▶ [WHAT THE EXERCISE ASKS] For every line in the records that has the word "icon", make a copy.
-- START --
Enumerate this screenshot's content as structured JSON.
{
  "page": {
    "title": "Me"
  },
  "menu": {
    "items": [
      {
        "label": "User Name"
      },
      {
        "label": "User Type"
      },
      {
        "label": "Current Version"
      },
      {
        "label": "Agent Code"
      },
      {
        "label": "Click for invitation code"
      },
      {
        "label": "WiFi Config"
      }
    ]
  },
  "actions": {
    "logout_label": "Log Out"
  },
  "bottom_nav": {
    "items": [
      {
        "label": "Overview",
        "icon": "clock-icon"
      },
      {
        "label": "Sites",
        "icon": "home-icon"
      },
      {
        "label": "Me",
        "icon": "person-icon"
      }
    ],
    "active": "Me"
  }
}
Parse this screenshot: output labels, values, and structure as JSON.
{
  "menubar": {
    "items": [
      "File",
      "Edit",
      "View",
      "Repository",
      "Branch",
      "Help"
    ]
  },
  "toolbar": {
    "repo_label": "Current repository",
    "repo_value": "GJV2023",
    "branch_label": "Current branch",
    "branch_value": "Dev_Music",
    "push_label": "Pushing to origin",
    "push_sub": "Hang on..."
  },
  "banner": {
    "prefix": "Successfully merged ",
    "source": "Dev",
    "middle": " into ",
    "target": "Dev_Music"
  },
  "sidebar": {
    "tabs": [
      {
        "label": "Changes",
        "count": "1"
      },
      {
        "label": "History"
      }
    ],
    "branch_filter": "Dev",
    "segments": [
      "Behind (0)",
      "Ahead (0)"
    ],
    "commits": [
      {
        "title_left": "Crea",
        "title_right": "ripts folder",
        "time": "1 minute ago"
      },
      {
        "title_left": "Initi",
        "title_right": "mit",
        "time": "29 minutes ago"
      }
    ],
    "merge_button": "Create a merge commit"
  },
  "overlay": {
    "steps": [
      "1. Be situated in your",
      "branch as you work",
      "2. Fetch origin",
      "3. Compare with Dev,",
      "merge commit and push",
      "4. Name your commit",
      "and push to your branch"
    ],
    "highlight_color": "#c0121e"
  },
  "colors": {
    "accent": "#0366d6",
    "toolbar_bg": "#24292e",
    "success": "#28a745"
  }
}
-- END --
▶ [SOLUTION TO THIS EXERCISE]
        "icon": "clock-icon"
        "icon": "home-icon"
        "icon": "person-icon"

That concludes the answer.